What to work on: Using the data below, gather each line that includes the word "Pink".

Rows from a dataset:
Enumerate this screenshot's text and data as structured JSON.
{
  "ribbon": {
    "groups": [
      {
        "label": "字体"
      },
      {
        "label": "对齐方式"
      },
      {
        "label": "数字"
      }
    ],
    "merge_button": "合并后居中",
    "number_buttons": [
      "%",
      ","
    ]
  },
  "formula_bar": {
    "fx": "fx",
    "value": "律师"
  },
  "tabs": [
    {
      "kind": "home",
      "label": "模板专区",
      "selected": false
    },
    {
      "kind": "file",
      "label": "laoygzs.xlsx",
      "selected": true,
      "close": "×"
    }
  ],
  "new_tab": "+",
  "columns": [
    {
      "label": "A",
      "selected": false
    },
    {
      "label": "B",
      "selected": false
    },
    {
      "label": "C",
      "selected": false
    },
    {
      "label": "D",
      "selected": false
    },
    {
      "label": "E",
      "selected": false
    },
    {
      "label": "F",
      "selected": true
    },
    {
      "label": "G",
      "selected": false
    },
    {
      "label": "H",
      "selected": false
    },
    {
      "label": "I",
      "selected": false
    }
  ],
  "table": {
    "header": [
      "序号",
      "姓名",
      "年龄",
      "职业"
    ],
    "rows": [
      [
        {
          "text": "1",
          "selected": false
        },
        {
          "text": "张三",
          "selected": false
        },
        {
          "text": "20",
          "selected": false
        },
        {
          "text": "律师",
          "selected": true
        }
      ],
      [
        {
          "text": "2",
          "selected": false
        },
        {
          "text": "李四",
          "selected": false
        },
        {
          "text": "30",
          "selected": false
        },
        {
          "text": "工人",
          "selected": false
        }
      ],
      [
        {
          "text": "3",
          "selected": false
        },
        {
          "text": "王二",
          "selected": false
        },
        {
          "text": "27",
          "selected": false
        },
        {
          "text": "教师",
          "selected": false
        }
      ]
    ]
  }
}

---

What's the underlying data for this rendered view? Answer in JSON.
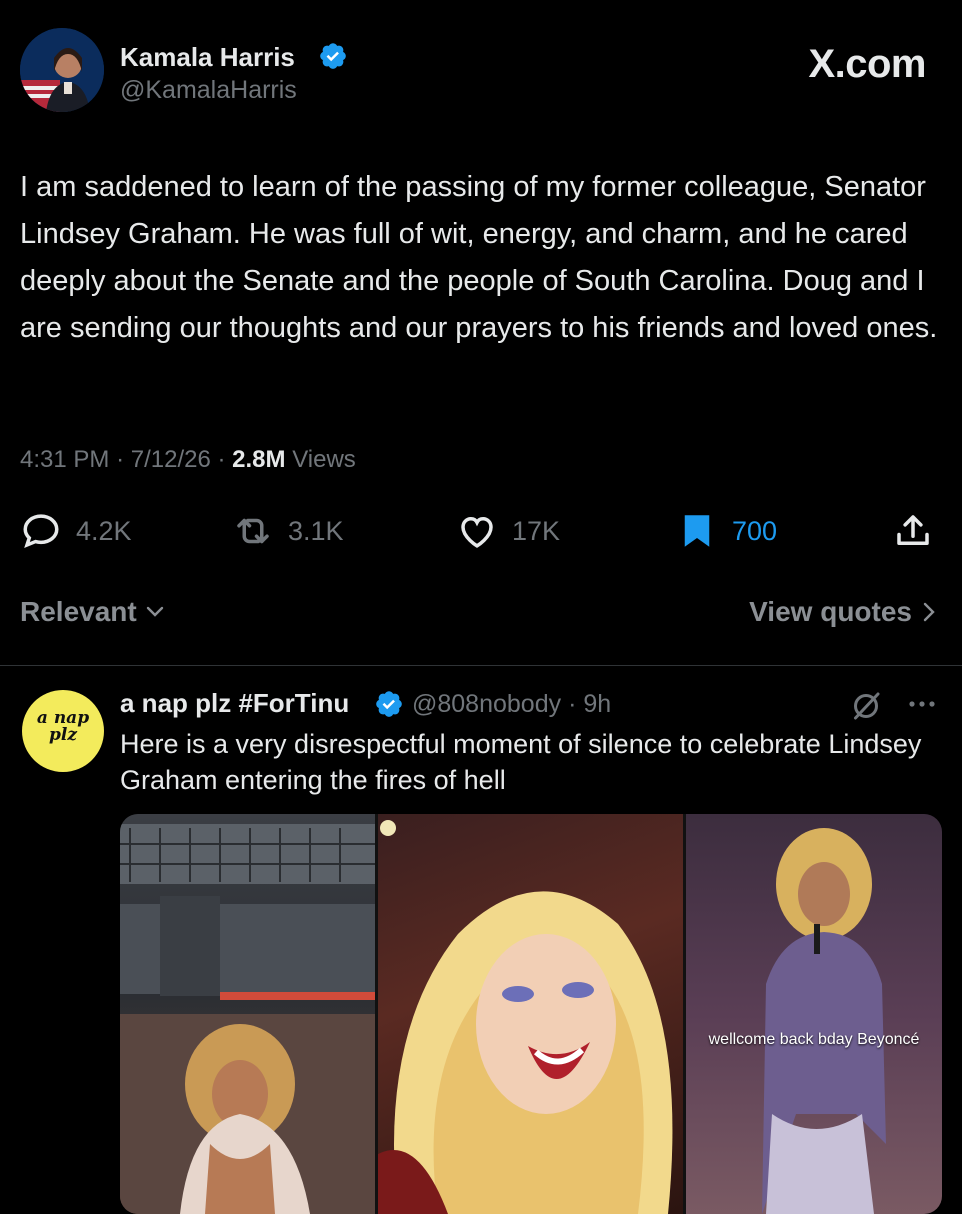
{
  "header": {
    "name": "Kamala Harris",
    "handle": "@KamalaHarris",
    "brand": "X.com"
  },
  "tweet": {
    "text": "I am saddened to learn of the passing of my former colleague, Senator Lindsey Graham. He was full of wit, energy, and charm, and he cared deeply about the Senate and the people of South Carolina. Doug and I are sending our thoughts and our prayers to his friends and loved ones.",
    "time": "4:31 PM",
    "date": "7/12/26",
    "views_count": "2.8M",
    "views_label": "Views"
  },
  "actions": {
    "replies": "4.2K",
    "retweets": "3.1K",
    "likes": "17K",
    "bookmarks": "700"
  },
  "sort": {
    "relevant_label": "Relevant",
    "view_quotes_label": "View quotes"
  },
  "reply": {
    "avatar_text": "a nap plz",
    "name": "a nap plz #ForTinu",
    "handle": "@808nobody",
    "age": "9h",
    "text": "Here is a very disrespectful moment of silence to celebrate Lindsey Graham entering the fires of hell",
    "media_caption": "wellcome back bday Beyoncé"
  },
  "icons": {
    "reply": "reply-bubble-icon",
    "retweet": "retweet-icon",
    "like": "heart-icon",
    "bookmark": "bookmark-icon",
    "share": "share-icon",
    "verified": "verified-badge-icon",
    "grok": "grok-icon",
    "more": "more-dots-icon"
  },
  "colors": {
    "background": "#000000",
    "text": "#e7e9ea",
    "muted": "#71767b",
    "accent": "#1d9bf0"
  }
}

--

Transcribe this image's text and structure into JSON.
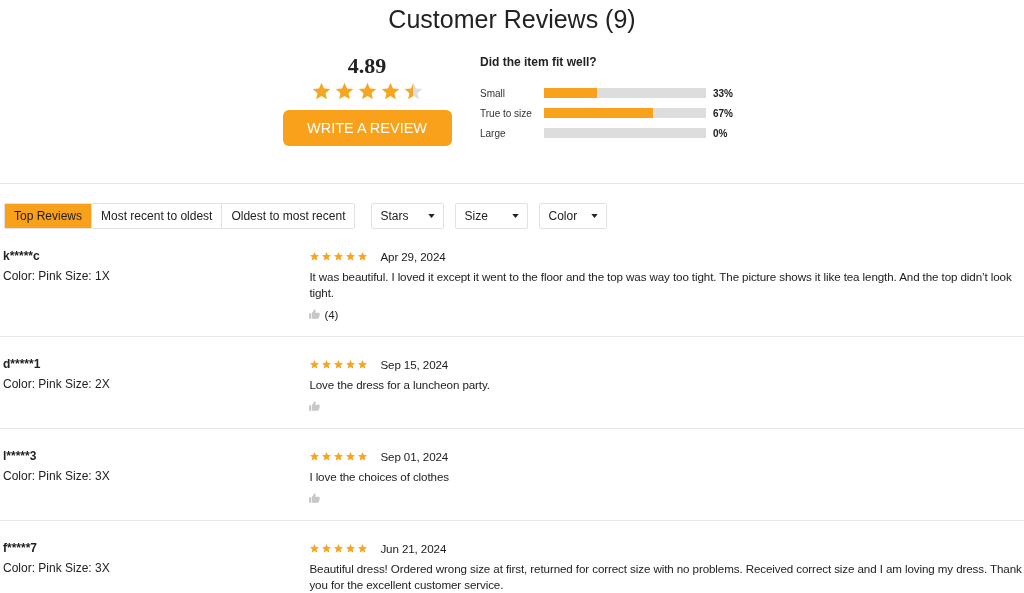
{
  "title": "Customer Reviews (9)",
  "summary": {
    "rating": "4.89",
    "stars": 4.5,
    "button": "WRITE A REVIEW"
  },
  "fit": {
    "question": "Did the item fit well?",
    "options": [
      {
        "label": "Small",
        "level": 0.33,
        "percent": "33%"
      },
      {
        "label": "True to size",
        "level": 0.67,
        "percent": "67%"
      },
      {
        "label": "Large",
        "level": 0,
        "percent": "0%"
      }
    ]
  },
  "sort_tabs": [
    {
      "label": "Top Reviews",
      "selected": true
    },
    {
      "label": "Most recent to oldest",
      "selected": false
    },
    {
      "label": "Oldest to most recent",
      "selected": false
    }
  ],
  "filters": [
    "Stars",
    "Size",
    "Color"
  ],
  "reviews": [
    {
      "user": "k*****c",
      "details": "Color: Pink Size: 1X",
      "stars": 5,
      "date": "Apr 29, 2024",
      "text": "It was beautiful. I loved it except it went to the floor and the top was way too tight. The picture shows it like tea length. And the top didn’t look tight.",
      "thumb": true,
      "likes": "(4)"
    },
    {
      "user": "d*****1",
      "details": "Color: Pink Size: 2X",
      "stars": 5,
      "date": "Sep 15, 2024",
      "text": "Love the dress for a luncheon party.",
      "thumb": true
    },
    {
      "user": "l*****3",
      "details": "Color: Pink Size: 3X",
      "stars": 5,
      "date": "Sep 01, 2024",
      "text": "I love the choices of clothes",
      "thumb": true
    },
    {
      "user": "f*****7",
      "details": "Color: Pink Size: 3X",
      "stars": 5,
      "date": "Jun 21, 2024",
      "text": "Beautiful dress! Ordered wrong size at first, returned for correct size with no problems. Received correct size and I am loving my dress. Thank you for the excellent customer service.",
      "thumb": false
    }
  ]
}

Result:
      "details": "Color: Pink Size: 1X",
      "details": "Color: Pink Size: 2X",
      "details": "Color: Pink Size: 3X",
      "details": "Color: Pink Size: 3X",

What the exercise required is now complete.